▸ **Supplied records**:
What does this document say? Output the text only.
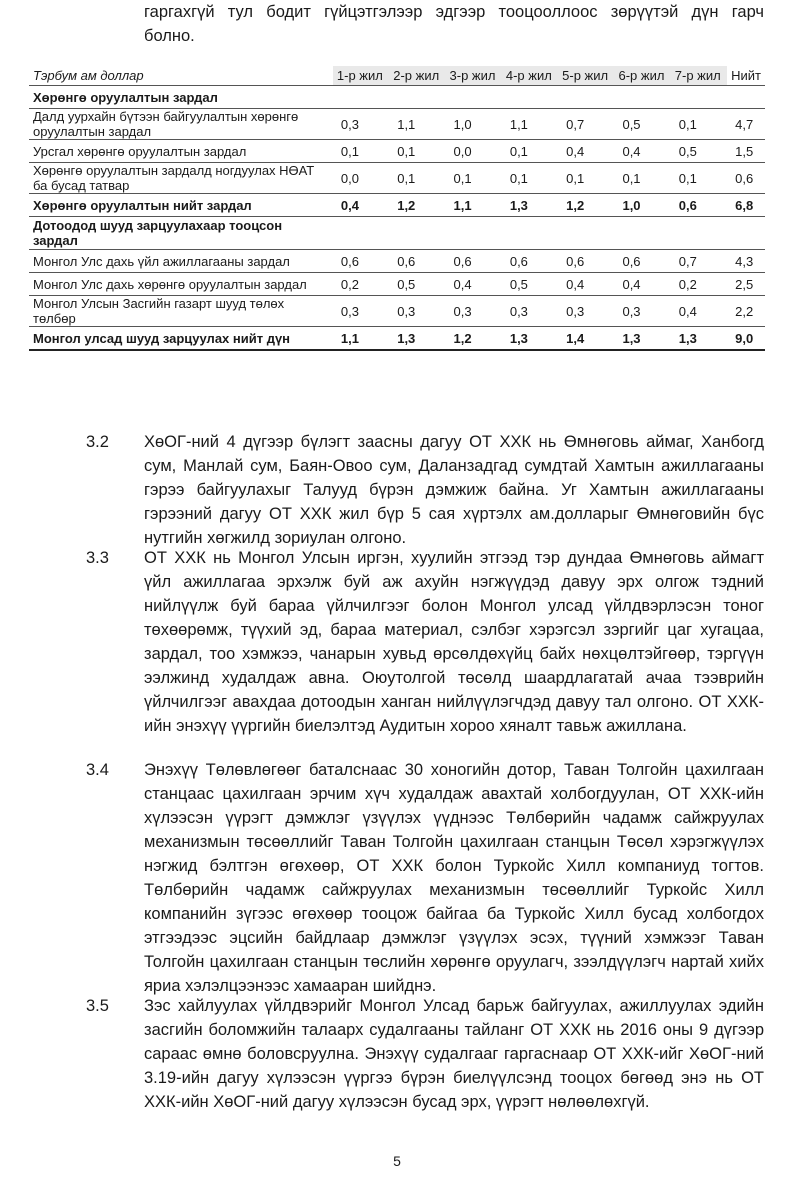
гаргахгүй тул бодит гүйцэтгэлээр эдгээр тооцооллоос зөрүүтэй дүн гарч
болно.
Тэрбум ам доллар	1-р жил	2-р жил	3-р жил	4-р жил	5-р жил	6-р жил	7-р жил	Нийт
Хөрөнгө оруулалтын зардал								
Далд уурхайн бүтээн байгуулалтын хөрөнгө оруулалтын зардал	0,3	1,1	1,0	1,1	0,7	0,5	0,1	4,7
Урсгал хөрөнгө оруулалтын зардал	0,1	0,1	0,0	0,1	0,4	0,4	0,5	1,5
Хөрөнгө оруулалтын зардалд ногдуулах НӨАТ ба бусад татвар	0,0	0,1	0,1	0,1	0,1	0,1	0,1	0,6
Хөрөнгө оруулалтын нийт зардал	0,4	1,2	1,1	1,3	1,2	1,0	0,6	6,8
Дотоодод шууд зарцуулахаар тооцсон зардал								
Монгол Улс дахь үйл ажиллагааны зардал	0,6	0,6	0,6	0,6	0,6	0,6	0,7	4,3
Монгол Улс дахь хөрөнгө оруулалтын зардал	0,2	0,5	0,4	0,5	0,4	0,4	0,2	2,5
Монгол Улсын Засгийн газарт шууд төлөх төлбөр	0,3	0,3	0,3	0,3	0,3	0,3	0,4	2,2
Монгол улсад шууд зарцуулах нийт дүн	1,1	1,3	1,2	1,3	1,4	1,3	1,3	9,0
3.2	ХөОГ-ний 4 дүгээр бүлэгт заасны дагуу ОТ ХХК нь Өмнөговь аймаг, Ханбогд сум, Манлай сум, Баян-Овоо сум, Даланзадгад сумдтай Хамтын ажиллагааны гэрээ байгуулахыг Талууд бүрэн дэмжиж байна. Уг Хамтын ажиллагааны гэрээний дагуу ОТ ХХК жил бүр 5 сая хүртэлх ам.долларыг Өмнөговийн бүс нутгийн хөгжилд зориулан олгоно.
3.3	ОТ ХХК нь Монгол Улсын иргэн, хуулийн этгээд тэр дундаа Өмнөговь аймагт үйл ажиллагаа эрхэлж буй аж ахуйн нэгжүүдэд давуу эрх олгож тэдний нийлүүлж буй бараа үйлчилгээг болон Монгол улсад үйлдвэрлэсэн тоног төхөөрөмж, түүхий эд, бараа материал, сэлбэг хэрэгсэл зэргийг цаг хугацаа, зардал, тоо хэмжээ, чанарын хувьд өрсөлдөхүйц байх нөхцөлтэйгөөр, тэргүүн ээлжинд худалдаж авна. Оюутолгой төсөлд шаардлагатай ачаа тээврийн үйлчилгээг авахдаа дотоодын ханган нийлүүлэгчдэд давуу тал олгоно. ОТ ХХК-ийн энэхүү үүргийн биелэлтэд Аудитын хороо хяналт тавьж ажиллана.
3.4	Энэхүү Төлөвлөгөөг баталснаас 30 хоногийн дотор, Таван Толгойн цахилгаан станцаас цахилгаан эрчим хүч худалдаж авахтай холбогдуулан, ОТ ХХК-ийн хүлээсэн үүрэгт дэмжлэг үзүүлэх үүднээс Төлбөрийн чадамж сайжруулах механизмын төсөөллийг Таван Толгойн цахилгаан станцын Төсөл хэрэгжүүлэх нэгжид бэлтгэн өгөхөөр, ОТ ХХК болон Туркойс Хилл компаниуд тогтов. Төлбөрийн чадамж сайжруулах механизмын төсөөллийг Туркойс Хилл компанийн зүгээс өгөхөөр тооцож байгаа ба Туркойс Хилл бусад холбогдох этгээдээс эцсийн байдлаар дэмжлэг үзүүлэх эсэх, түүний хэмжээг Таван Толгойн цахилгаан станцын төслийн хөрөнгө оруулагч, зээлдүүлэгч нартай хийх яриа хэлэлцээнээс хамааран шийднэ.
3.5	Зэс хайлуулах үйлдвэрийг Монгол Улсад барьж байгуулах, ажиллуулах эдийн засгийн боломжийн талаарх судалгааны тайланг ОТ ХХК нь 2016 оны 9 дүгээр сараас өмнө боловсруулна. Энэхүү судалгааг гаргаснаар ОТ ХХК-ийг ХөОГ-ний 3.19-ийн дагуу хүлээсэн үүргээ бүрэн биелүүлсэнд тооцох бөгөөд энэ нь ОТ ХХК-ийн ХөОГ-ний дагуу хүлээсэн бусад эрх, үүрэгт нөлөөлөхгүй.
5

* * *

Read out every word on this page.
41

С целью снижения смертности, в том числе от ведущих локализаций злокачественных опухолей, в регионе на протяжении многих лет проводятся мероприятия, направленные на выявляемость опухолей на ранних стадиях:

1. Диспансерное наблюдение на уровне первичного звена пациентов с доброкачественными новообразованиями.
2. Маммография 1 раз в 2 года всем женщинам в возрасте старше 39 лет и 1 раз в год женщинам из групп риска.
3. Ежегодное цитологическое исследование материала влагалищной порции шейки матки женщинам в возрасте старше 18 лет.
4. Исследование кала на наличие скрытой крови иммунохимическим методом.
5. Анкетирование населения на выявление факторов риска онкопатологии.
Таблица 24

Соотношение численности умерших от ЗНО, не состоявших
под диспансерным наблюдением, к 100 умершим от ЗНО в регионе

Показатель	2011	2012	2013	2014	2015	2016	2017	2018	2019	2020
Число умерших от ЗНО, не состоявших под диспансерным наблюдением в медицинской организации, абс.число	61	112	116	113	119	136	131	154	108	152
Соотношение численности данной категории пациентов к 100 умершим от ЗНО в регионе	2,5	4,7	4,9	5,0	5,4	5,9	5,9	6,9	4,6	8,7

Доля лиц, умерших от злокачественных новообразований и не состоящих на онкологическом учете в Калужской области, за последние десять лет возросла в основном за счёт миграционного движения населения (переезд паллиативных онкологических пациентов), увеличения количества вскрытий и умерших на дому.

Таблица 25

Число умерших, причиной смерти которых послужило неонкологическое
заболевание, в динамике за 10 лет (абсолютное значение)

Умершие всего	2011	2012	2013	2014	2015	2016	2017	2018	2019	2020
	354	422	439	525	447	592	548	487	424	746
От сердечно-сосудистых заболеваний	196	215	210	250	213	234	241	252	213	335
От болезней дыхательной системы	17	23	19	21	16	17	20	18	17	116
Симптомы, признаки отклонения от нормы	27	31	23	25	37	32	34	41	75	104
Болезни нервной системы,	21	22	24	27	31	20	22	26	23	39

▸ **Work required**: Find the lines holding "this" and list every one.

▸ **Task output**:
What does this document say? Output the text only.
Read out every word on this page.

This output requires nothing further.